» STATED GOAL
List each line of the data in which the string "content" appears.

>> Start DATA SUPPLIED

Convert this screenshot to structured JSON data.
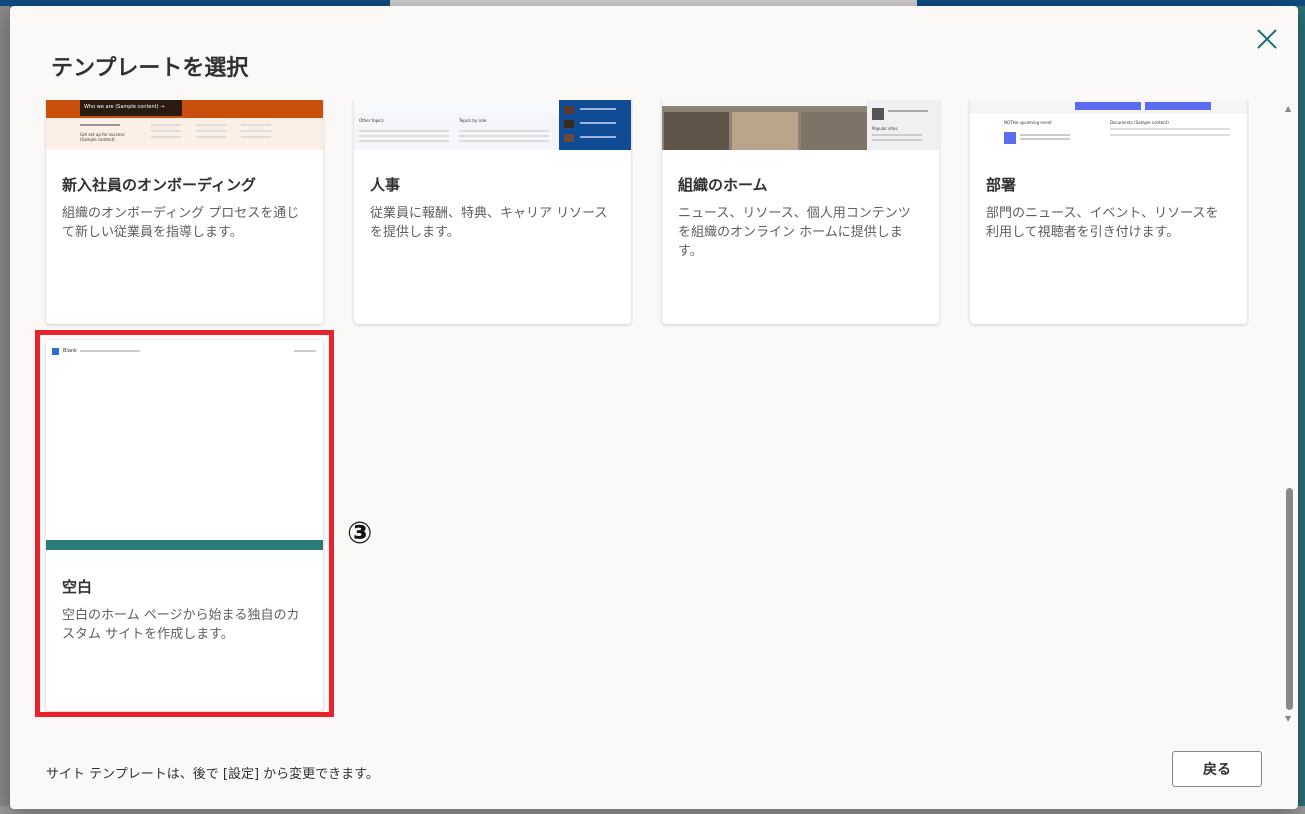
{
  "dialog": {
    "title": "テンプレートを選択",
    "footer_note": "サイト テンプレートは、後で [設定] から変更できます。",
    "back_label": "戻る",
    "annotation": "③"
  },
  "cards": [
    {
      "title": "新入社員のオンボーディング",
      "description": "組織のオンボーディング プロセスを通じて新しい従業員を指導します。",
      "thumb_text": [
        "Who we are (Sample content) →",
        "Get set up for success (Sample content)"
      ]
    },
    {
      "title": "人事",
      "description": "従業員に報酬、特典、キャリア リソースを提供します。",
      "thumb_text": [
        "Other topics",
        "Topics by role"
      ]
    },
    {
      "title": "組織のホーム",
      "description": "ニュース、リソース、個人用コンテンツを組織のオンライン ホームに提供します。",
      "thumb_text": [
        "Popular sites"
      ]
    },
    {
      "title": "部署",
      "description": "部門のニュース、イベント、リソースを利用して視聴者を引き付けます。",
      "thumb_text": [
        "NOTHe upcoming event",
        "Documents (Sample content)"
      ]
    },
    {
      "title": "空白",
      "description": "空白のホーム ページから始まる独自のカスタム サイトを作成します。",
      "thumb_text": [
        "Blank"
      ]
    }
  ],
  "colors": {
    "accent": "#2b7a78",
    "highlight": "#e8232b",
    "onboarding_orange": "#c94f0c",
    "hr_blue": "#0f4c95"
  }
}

>> End DATA SUPPLIED

» WORKED SOLUTION
        "Who we are (Sample content) →",
        "Get set up for success (Sample content)"
        "Documents (Sample content)"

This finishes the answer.